WRITTEN INSTRUCTION
Retype the whole listing below, character for character.

Data records
● ● ● ● ● ● ●

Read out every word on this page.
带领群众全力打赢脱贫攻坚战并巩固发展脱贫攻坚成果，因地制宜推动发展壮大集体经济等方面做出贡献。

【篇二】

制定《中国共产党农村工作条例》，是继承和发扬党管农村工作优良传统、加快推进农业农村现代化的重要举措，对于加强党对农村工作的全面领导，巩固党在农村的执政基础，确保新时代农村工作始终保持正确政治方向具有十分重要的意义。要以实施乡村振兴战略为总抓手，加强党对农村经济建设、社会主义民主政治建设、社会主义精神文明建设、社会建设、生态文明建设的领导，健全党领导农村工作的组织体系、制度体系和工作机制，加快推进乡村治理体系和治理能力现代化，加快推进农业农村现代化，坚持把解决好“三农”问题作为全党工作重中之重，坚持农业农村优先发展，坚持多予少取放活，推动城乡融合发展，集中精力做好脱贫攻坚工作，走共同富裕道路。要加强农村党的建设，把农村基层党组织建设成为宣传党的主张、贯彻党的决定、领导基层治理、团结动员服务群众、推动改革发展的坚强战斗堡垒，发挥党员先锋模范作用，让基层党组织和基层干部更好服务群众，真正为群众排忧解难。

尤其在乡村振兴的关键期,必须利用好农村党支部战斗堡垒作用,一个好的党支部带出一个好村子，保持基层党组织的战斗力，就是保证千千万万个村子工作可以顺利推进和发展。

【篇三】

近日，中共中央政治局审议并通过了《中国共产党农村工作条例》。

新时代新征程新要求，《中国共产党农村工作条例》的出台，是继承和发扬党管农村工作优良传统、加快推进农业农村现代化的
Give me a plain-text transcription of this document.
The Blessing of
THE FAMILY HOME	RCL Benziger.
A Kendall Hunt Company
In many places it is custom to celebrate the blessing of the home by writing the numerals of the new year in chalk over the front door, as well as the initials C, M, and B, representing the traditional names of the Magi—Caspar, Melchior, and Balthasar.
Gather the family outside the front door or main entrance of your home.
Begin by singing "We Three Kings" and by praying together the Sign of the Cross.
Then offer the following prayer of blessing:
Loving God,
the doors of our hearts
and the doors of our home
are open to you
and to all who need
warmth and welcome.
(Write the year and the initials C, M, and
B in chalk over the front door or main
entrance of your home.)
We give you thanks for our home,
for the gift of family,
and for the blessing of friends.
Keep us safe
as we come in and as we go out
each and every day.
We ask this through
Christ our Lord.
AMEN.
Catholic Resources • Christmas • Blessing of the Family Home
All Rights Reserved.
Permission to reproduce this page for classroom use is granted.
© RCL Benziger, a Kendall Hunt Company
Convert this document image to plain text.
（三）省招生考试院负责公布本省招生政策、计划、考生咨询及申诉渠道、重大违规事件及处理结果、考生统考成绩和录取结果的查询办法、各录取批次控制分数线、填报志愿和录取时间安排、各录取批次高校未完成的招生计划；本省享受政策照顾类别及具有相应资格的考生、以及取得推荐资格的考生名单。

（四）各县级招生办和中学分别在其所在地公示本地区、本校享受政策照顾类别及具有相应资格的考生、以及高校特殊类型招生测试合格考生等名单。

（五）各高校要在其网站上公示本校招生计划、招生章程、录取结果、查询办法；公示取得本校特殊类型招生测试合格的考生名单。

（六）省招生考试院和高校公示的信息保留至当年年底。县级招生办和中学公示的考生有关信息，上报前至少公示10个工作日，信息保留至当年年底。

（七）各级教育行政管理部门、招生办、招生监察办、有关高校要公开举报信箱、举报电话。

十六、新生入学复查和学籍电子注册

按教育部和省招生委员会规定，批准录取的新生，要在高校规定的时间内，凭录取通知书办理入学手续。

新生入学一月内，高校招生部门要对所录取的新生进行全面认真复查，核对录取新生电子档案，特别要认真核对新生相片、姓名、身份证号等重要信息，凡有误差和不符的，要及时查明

● ● ● ● ● ● ●

REPLY
Read out every word on this page.
带领群众全力打赢脱贫攻坚战并巩固发展脱贫攻坚成果，因地制宜推动发展壮大集体经济等方面做出贡献。

【篇二】

制定《中国共产党农村工作条例》，是继承和发扬党管农村工作优良传统、加快推进农业农村现代化的重要举措，对于加强党对农村工作的全面领导，巩固党在农村的执政基础，确保新时代农村工作始终保持正确政治方向具有十分重要的意义。要以实施乡村振兴战略为总抓手，加强党对农村经济建设、社会主义民主政治建设、社会主义精神文明建设、社会建设、生态文明建设的领导，健全党领导农村工作的组织体系、制度体系和工作机制，加快推进乡村治理体系和治理能力现代化，加快推进农业农村现代化，坚持把解决好“三农”问题作为全党工作重中之重，坚持农业农村优先发展，坚持多予少取放活，推动城乡融合发展，集中精力做好脱贫攻坚工作，走共同富裕道路。要加强农村党的建设，把农村基层党组织建设成为宣传党的主张、贯彻党的决定、领导基层治理、团结动员服务群众、推动改革发展的坚强战斗堡垒，发挥党员先锋模范作用，让基层党组织和基层干部更好服务群众，真正为群众排忧解难。

尤其在乡村振兴的关键期,必须利用好农村党支部战斗堡垒作用,一个好的党支部带出一个好村子，保持基层党组织的战斗力，就是保证千千万万个村子工作可以顺利推进和发展。

【篇三】

近日，中共中央政治局审议并通过了《中国共产党农村工作条例》。

新时代新征程新要求，《中国共产党农村工作条例》的出台，是继承和发扬党管农村工作优良传统、加快推进农业农村现代化的
Give me a plain-text transcription of this document.
The Blessing of
THE FAMILY HOME	RCL Benziger.
A Kendall Hunt Company
In many places it is custom to celebrate the blessing of the home by writing the numerals of the new year in chalk over the front door, as well as the initials C, M, and B, representing the traditional names of the Magi—Caspar, Melchior, and Balthasar.
Gather the family outside the front door or main entrance of your home.
Begin by singing "We Three Kings" and by praying together the Sign of the Cross.
Then offer the following prayer of blessing:
Loving God,
the doors of our hearts
and the doors of our home
are open to you
and to all who need
warmth and welcome.
(Write the year and the initials C, M, and
B in chalk over the front door or main
entrance of your home.)
We give you thanks for our home,
for the gift of family,
and for the blessing of friends.
Keep us safe
as we come in and as we go out
each and every day.
We ask this through
Christ our Lord.
AMEN.
Catholic Resources • Christmas • Blessing of the Family Home
All Rights Reserved.
Permission to reproduce this page for classroom use is granted.
© RCL Benziger, a Kendall Hunt Company
Convert this document image to plain text.
（三）省招生考试院负责公布本省招生政策、计划、考生咨询及申诉渠道、重大违规事件及处理结果、考生统考成绩和录取结果的查询办法、各录取批次控制分数线、填报志愿和录取时间安排、各录取批次高校未完成的招生计划；本省享受政策照顾类别及具有相应资格的考生、以及取得推荐资格的考生名单。

（四）各县级招生办和中学分别在其所在地公示本地区、本校享受政策照顾类别及具有相应资格的考生、以及高校特殊类型招生测试合格考生等名单。

（五）各高校要在其网站上公示本校招生计划、招生章程、录取结果、查询办法；公示取得本校特殊类型招生测试合格的考生名单。

（六）省招生考试院和高校公示的信息保留至当年年底。县级招生办和中学公示的考生有关信息，上报前至少公示10个工作日，信息保留至当年年底。

（七）各级教育行政管理部门、招生办、招生监察办、有关高校要公开举报信箱、举报电话。

十六、新生入学复查和学籍电子注册

按教育部和省招生委员会规定，批准录取的新生，要在高校规定的时间内，凭录取通知书办理入学手续。

新生入学一月内，高校招生部门要对所录取的新生进行全面认真复查，核对录取新生电子档案，特别要认真核对新生相片、姓名、身份证号等重要信息，凡有误差和不符的，要及时查明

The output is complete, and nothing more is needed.